___ EXTRACTED RECORDS

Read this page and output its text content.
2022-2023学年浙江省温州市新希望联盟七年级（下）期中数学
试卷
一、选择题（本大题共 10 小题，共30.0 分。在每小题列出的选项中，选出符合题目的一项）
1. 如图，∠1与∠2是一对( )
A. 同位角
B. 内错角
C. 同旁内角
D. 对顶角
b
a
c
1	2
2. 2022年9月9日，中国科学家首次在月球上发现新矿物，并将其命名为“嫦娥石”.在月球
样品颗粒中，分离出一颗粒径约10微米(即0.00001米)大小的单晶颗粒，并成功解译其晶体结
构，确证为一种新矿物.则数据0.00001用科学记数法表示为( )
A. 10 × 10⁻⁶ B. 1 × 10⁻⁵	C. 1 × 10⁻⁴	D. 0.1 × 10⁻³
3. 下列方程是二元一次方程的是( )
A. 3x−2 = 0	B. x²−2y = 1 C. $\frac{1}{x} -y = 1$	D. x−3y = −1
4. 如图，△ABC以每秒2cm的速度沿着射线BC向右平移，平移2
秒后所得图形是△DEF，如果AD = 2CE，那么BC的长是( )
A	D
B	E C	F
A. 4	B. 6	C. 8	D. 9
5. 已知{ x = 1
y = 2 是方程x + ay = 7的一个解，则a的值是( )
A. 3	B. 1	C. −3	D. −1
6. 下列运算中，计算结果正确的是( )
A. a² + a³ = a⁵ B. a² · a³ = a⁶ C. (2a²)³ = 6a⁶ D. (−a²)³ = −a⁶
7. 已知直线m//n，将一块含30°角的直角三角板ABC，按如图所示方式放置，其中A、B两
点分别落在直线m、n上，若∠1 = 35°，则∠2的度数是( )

______

*DIRECTIVE:* Quote every line of the data, word for word.

*SOLUTION TO THE PROBLEM:*
Read this page and output its text content.
2022-2023学年浙江省温州市新希望联盟七年级（下）期中数学
试卷
一、选择题（本大题共 10 小题，共30.0 分。在每小题列出的选项中，选出符合题目的一项）
1. 如图，∠1与∠2是一对( )
A. 同位角
B. 内错角
C. 同旁内角
D. 对顶角
b
a
c
1	2
2. 2022年9月9日，中国科学家首次在月球上发现新矿物，并将其命名为“嫦娥石”.在月球
样品颗粒中，分离出一颗粒径约10微米(即0.00001米)大小的单晶颗粒，并成功解译其晶体结
构，确证为一种新矿物.则数据0.00001用科学记数法表示为( )
A. 10 × 10⁻⁶ B. 1 × 10⁻⁵	C. 1 × 10⁻⁴	D. 0.1 × 10⁻³
3. 下列方程是二元一次方程的是( )
A. 3x−2 = 0	B. x²−2y = 1 C. $\frac{1}{x} -y = 1$	D. x−3y = −1
4. 如图，△ABC以每秒2cm的速度沿着射线BC向右平移，平移2
秒后所得图形是△DEF，如果AD = 2CE，那么BC的长是( )
A	D
B	E C	F
A. 4	B. 6	C. 8	D. 9
5. 已知{ x = 1
y = 2 是方程x + ay = 7的一个解，则a的值是( )
A. 3	B. 1	C. −3	D. −1
6. 下列运算中，计算结果正确的是( )
A. a² + a³ = a⁵ B. a² · a³ = a⁶ C. (2a²)³ = 6a⁶ D. (−a²)³ = −a⁶
7. 已知直线m//n，将一块含30°角的直角三角板ABC，按如图所示方式放置，其中A、B两
点分别落在直线m、n上，若∠1 = 35°，则∠2的度数是( )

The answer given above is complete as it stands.